[Box annotation data]

════════════════

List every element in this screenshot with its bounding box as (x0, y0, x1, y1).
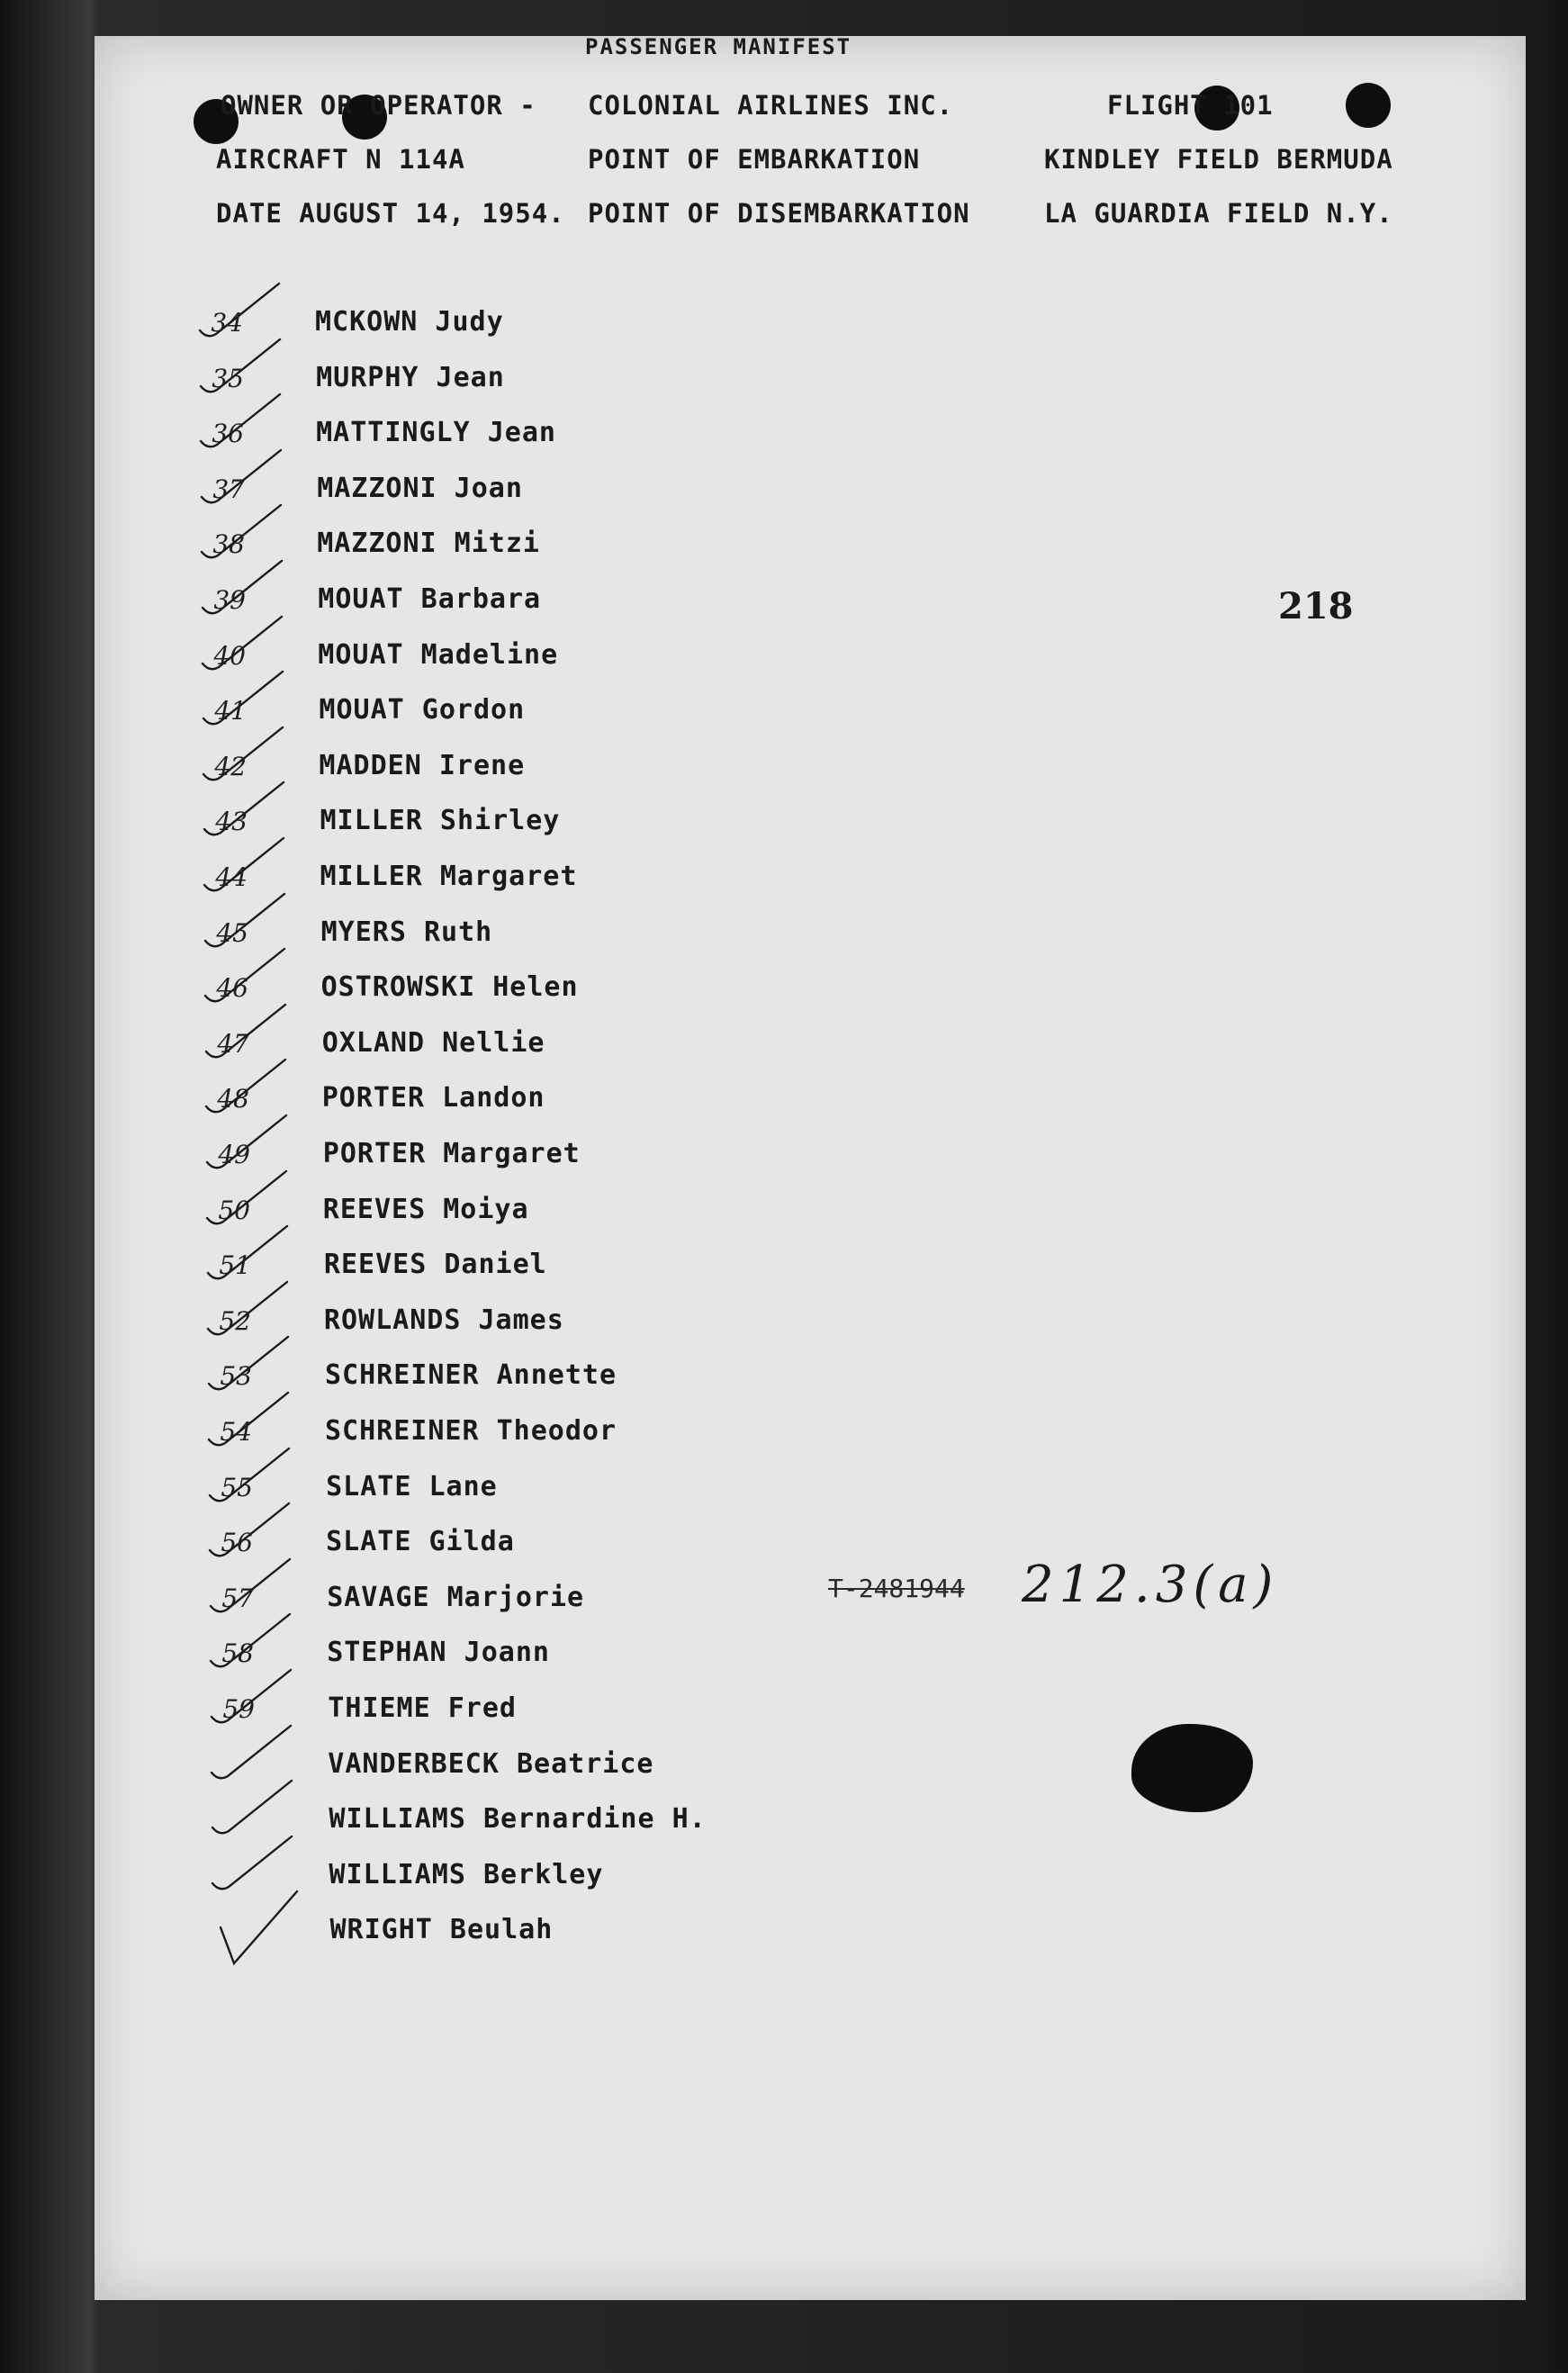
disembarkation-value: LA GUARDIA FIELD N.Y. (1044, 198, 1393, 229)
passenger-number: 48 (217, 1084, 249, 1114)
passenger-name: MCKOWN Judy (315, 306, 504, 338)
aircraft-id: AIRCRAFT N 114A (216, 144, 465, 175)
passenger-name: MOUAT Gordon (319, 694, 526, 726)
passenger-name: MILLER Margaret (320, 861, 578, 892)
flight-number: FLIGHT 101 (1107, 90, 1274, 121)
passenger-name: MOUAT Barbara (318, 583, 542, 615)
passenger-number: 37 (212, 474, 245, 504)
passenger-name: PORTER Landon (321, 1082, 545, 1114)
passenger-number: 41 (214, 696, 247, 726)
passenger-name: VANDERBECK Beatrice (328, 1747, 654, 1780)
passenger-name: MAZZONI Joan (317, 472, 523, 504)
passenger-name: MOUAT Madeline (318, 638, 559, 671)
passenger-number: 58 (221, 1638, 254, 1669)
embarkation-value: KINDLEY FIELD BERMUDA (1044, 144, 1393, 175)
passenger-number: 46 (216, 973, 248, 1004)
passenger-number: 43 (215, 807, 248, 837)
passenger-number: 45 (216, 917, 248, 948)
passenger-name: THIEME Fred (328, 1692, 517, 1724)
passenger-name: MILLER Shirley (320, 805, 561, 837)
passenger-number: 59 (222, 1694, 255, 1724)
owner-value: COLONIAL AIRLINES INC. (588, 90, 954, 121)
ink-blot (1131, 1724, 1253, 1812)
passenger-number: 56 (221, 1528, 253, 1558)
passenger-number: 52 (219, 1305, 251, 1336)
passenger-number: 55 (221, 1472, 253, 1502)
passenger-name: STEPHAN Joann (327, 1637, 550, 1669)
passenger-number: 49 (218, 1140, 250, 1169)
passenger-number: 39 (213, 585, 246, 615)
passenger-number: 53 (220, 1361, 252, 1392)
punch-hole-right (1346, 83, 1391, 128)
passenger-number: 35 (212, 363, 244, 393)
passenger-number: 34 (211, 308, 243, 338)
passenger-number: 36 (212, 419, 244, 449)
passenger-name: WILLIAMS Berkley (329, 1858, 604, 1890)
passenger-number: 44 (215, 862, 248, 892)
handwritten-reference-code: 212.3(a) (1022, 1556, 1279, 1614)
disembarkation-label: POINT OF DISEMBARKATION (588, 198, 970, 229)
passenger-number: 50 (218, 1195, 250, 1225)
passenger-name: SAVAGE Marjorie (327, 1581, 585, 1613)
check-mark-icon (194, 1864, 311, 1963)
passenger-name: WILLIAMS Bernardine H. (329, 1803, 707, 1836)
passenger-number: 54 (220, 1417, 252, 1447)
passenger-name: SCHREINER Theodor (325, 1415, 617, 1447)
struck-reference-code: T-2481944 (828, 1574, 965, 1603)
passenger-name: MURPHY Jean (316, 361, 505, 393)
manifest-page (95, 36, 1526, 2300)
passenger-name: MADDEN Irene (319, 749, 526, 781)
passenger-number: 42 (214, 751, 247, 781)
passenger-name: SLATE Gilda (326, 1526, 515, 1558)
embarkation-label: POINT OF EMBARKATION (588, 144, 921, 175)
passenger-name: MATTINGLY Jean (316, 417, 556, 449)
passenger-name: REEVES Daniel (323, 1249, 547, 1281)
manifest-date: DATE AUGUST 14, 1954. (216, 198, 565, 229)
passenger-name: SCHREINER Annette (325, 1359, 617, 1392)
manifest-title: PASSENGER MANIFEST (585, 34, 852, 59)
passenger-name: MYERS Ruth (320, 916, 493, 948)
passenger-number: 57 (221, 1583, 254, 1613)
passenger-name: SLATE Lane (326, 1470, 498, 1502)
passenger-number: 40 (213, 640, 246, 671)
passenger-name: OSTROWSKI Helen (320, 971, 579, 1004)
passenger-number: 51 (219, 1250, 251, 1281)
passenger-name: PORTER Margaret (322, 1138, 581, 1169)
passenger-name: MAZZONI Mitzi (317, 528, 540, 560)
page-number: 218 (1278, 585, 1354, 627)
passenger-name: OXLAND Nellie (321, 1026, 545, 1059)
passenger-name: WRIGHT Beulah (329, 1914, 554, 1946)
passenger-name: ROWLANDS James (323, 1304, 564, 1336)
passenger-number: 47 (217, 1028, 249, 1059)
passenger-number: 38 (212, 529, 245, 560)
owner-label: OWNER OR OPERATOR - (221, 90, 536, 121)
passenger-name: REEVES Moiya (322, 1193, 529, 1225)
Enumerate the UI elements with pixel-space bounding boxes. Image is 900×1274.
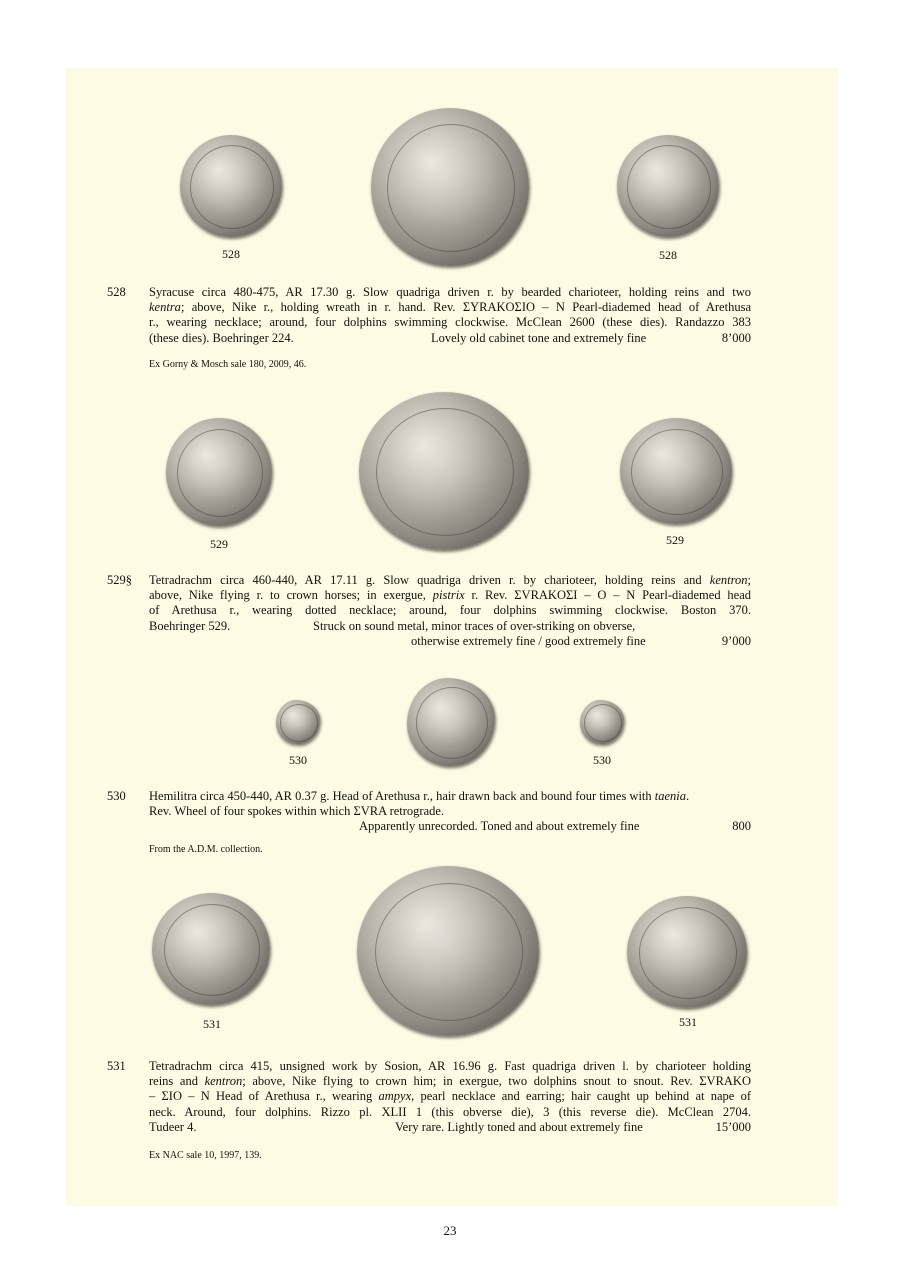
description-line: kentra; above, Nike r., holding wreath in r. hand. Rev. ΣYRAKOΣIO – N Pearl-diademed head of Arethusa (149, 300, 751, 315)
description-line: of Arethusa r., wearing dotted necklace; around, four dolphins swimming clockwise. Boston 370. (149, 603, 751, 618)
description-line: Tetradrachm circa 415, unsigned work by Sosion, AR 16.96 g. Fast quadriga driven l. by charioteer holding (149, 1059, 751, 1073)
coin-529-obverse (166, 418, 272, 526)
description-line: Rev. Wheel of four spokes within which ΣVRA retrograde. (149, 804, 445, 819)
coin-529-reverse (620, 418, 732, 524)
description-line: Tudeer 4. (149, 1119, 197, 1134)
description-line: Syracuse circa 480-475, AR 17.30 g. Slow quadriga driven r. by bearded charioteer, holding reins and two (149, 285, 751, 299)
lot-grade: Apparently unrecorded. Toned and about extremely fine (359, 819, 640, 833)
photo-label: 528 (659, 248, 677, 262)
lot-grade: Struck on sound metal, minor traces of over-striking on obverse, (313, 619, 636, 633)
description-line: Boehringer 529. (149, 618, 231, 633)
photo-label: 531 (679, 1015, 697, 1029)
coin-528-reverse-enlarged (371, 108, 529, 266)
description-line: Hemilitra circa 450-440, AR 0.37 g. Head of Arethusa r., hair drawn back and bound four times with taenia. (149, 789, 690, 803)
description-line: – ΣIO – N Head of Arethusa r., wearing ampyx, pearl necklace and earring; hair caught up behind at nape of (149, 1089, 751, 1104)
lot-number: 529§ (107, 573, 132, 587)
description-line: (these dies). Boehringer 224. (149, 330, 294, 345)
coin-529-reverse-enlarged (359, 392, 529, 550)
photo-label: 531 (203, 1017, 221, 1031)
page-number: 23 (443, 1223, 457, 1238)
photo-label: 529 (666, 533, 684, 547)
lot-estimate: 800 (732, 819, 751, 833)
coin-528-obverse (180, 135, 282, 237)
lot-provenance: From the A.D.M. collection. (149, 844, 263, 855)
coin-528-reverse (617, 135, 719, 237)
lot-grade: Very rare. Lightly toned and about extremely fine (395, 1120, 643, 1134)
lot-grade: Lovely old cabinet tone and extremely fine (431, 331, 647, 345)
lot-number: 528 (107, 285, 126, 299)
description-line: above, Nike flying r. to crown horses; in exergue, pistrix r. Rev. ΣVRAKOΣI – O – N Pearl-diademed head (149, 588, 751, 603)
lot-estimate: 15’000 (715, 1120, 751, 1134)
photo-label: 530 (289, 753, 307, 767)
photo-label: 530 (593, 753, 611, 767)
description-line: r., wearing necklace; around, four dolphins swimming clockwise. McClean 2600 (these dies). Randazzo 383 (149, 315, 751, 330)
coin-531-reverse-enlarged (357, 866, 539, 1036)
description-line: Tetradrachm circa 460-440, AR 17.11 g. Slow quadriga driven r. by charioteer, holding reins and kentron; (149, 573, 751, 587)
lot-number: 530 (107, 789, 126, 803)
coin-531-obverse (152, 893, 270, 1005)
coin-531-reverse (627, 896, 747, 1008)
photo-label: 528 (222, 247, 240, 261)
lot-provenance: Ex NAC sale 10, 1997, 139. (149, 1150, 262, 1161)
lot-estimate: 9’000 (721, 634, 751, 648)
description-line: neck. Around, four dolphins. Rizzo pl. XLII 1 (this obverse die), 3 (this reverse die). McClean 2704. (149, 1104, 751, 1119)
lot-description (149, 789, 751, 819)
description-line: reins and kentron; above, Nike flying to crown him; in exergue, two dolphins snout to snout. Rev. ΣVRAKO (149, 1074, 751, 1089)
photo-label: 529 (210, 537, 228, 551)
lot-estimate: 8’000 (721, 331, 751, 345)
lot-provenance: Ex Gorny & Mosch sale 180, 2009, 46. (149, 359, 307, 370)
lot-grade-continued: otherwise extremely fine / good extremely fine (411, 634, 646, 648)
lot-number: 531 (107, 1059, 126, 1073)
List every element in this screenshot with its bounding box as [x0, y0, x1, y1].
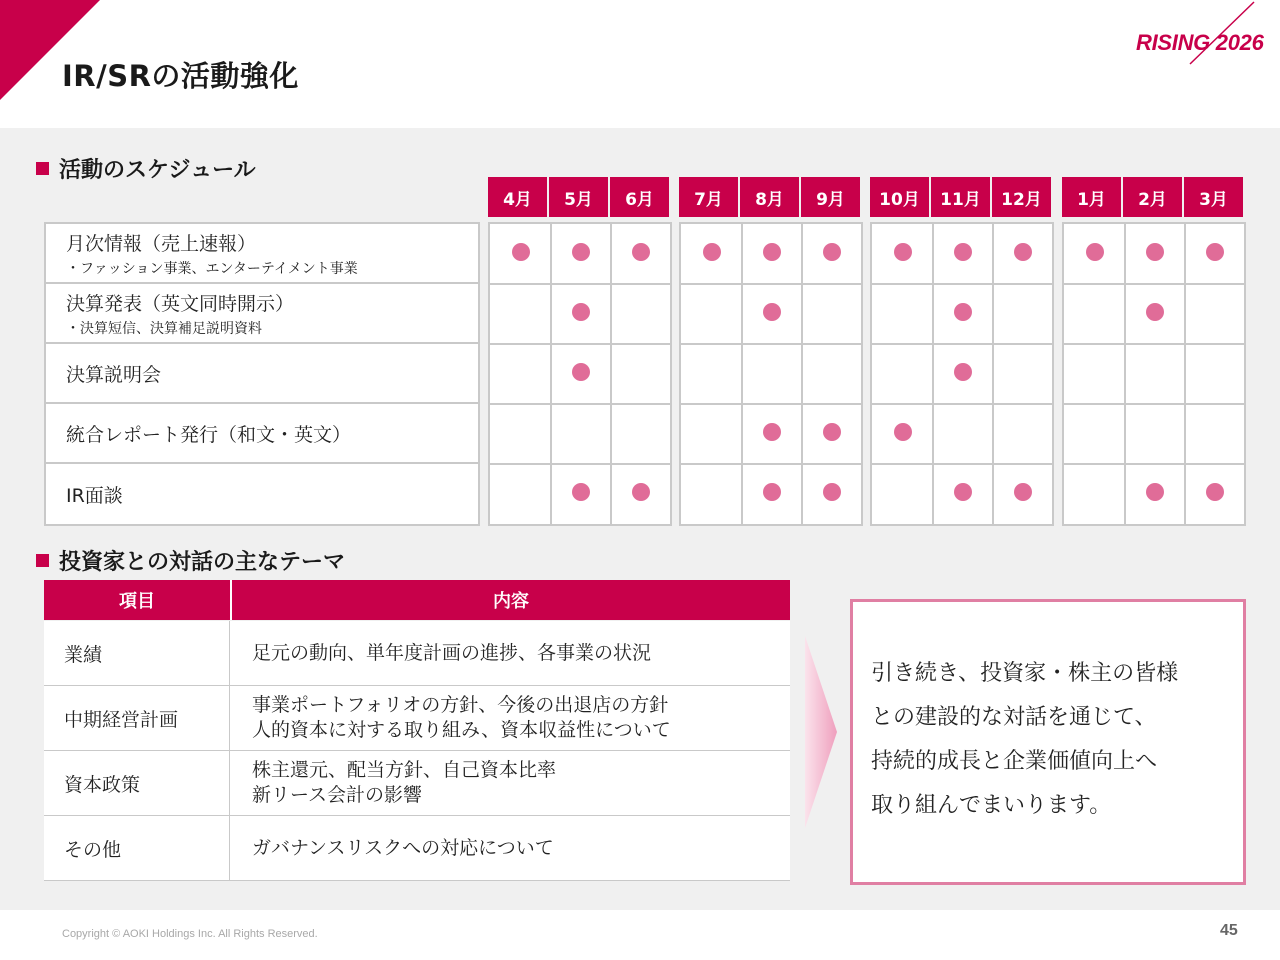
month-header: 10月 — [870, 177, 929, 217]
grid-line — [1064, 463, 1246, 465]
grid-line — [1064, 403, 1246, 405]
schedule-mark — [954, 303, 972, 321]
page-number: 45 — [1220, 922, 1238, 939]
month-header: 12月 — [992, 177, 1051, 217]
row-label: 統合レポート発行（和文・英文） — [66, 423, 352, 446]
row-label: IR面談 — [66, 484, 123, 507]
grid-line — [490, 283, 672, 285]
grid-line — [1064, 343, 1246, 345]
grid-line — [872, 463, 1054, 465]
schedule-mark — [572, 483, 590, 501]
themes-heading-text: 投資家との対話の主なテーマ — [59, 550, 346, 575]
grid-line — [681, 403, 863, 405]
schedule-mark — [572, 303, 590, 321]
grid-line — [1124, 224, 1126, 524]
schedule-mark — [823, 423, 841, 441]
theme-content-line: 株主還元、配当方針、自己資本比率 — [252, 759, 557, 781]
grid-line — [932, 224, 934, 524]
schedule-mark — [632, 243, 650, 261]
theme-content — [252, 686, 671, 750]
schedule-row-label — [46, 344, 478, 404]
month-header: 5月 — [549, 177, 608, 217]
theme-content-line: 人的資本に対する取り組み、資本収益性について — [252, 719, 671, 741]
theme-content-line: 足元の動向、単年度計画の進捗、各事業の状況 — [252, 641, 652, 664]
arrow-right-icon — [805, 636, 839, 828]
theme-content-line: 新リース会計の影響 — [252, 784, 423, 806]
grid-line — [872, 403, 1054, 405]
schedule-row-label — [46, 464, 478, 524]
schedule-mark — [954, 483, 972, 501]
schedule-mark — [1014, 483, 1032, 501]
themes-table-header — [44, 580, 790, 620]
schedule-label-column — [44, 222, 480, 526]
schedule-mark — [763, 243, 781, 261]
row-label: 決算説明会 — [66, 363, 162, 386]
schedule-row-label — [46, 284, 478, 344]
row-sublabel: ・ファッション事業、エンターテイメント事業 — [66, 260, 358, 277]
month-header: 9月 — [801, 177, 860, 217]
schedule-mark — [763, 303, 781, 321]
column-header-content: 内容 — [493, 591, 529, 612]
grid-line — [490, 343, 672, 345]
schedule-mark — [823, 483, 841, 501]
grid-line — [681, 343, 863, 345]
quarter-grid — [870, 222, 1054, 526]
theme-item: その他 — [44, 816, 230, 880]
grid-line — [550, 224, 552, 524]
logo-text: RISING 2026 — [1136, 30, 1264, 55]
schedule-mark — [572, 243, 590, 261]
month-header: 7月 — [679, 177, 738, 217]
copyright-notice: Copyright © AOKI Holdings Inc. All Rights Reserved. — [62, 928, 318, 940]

════════════════

WORK REQUIRED:
Turn the lines into a numbered list, from the line with "disembarkation-value: LA GUARDIA" through the line with "passenger-name: WILLIAMS Berkley", both included. Leave out any blank lines.

OUTPUT:
1. disembarkation-value: LA GUARDIA FIELD N.Y. (1044, 198, 1393, 229)
2. passenger-number: 48 (217, 1084, 249, 1114)
3. passenger-name: MCKOWN Judy (315, 306, 504, 338)
4. aircraft-id: AIRCRAFT N 114A (216, 144, 465, 175)
5. passenger-name: MOUAT Gordon (319, 694, 526, 726)
6. passenger-name: MILLER Margaret (320, 861, 578, 892)
7. flight-number: FLIGHT 101 (1107, 90, 1274, 121)
8. passenger-name: MOUAT Barbara (318, 583, 542, 615)
9. passenger-number: 37 (212, 474, 245, 504)
10. passenger-name: PORTER Landon (321, 1082, 545, 1114)
11. passenger-number: 41 (214, 696, 247, 726)
12. passenger-name: VANDERBECK Beatrice (328, 1747, 654, 1780)
13. passenger-name: MAZZONI Joan (317, 472, 523, 504)
14. passenger-name: MOUAT Madeline (318, 638, 559, 671)
15. passenger-number: 58 (221, 1638, 254, 1669)
16. embarkation-value: KINDLEY FIELD BERMUDA (1044, 144, 1393, 175)
17. passenger-number: 46 (216, 973, 248, 1004)
18. passenger-number: 43 (215, 807, 248, 837)
19. passenger-number: 45 (216, 917, 248, 948)
20. passenger-name: THIEME Fred (328, 1692, 517, 1724)
21. passenger-name: MILLER Shirley (320, 805, 561, 837)
22. passenger-number: 59 (222, 1694, 255, 1724)
23. owner-value: COLONIAL AIRLINES INC. (588, 90, 954, 121)
24. ink-blot (1131, 1724, 1253, 1812)
25. passenger-number: 56 (221, 1528, 253, 1558)
26. passenger-number: 52 (219, 1305, 251, 1336)
27. passenger-number: 55 (221, 1472, 253, 1502)
28. passenger-name: STEPHAN Joann (327, 1637, 550, 1669)
29. passenger-number: 49 (218, 1140, 250, 1169)
30. passenger-number: 39 (213, 585, 246, 615)
31. passenger-number: 53 (220, 1361, 252, 1392)
32. punch-hole-right (1346, 83, 1391, 128)
33. passenger-number: 35 (212, 363, 244, 393)
34. passenger-number: 34 (211, 308, 243, 338)
35. passenger-number: 36 (212, 419, 244, 449)
36. passenger-name: WILLIAMS Berkley (329, 1858, 604, 1890)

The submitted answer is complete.